REQUIRED TASK
Return the whole listing, line for line, without the pictures in it.

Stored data

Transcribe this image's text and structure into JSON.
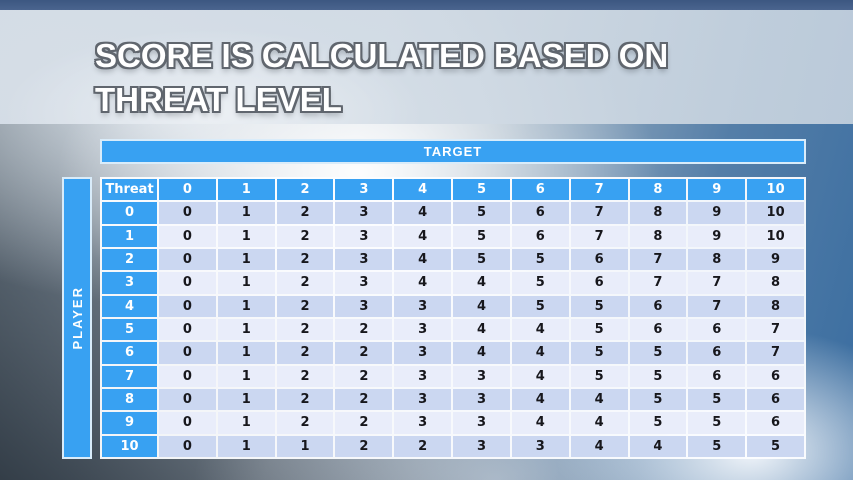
{
  "slide": {
    "title_line1": "SCORE IS CALCULATED BASED ON",
    "title_line2": "THREAT LEVEL"
  },
  "matrix": {
    "target_label": "TARGET",
    "player_label": "PLAYER",
    "corner_label": "Threat",
    "col_headers": [
      "0",
      "1",
      "2",
      "3",
      "4",
      "5",
      "6",
      "7",
      "8",
      "9",
      "10"
    ],
    "rows": [
      {
        "threat": "0",
        "values": [
          "0",
          "1",
          "2",
          "3",
          "4",
          "5",
          "6",
          "7",
          "8",
          "9",
          "10"
        ]
      },
      {
        "threat": "1",
        "values": [
          "0",
          "1",
          "2",
          "3",
          "4",
          "5",
          "6",
          "7",
          "8",
          "9",
          "10"
        ]
      },
      {
        "threat": "2",
        "values": [
          "0",
          "1",
          "2",
          "3",
          "4",
          "5",
          "5",
          "6",
          "7",
          "8",
          "9"
        ]
      },
      {
        "threat": "3",
        "values": [
          "0",
          "1",
          "2",
          "3",
          "4",
          "4",
          "5",
          "6",
          "7",
          "7",
          "8"
        ]
      },
      {
        "threat": "4",
        "values": [
          "0",
          "1",
          "2",
          "3",
          "3",
          "4",
          "5",
          "5",
          "6",
          "7",
          "8"
        ]
      },
      {
        "threat": "5",
        "values": [
          "0",
          "1",
          "2",
          "2",
          "3",
          "4",
          "4",
          "5",
          "6",
          "6",
          "7"
        ]
      },
      {
        "threat": "6",
        "values": [
          "0",
          "1",
          "2",
          "2",
          "3",
          "4",
          "4",
          "5",
          "5",
          "6",
          "7"
        ]
      },
      {
        "threat": "7",
        "values": [
          "0",
          "1",
          "2",
          "2",
          "3",
          "3",
          "4",
          "5",
          "5",
          "6",
          "6"
        ]
      },
      {
        "threat": "8",
        "values": [
          "0",
          "1",
          "2",
          "2",
          "3",
          "3",
          "4",
          "4",
          "5",
          "5",
          "6"
        ]
      },
      {
        "threat": "9",
        "values": [
          "0",
          "1",
          "2",
          "2",
          "3",
          "3",
          "4",
          "4",
          "5",
          "5",
          "6"
        ]
      },
      {
        "threat": "10",
        "values": [
          "0",
          "1",
          "1",
          "2",
          "2",
          "3",
          "3",
          "4",
          "4",
          "5",
          "5"
        ]
      }
    ]
  },
  "colors": {
    "accent_blue": "#38a1f2",
    "row_dark": "#cbd7f1",
    "row_light": "#e9edfa",
    "cell_text": "#17171c",
    "top_strip_blue": "#44608a",
    "banner": "#d3dde8",
    "grid_line": "#fcfdff"
  }
}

ANSWER IN FULL
Transcribe this image's text and structure into JSON.
{
  "slide": {
    "title_line1": "SCORE IS CALCULATED BASED ON",
    "title_line2": "THREAT LEVEL"
  },
  "matrix": {
    "target_label": "TARGET",
    "player_label": "PLAYER",
    "corner_label": "Threat",
    "col_headers": [
      "0",
      "1",
      "2",
      "3",
      "4",
      "5",
      "6",
      "7",
      "8",
      "9",
      "10"
    ],
    "rows": [
      {
        "threat": "0",
        "values": [
          "0",
          "1",
          "2",
          "3",
          "4",
          "5",
          "6",
          "7",
          "8",
          "9",
          "10"
        ]
      },
      {
        "threat": "1",
        "values": [
          "0",
          "1",
          "2",
          "3",
          "4",
          "5",
          "6",
          "7",
          "8",
          "9",
          "10"
        ]
      },
      {
        "threat": "2",
        "values": [
          "0",
          "1",
          "2",
          "3",
          "4",
          "5",
          "5",
          "6",
          "7",
          "8",
          "9"
        ]
      },
      {
        "threat": "3",
        "values": [
          "0",
          "1",
          "2",
          "3",
          "4",
          "4",
          "5",
          "6",
          "7",
          "7",
          "8"
        ]
      },
      {
        "threat": "4",
        "values": [
          "0",
          "1",
          "2",
          "3",
          "3",
          "4",
          "5",
          "5",
          "6",
          "7",
          "8"
        ]
      },
      {
        "threat": "5",
        "values": [
          "0",
          "1",
          "2",
          "2",
          "3",
          "4",
          "4",
          "5",
          "6",
          "6",
          "7"
        ]
      },
      {
        "threat": "6",
        "values": [
          "0",
          "1",
          "2",
          "2",
          "3",
          "4",
          "4",
          "5",
          "5",
          "6",
          "7"
        ]
      },
      {
        "threat": "7",
        "values": [
          "0",
          "1",
          "2",
          "2",
          "3",
          "3",
          "4",
          "5",
          "5",
          "6",
          "6"
        ]
      },
      {
        "threat": "8",
        "values": [
          "0",
          "1",
          "2",
          "2",
          "3",
          "3",
          "4",
          "4",
          "5",
          "5",
          "6"
        ]
      },
      {
        "threat": "9",
        "values": [
          "0",
          "1",
          "2",
          "2",
          "3",
          "3",
          "4",
          "4",
          "5",
          "5",
          "6"
        ]
      },
      {
        "threat": "10",
        "values": [
          "0",
          "1",
          "1",
          "2",
          "2",
          "3",
          "3",
          "4",
          "4",
          "5",
          "5"
        ]
      }
    ]
  },
  "colors": {
    "accent_blue": "#38a1f2",
    "row_dark": "#cbd7f1",
    "row_light": "#e9edfa",
    "cell_text": "#17171c",
    "top_strip_blue": "#44608a",
    "banner": "#d3dde8",
    "grid_line": "#fcfdff"
  }
}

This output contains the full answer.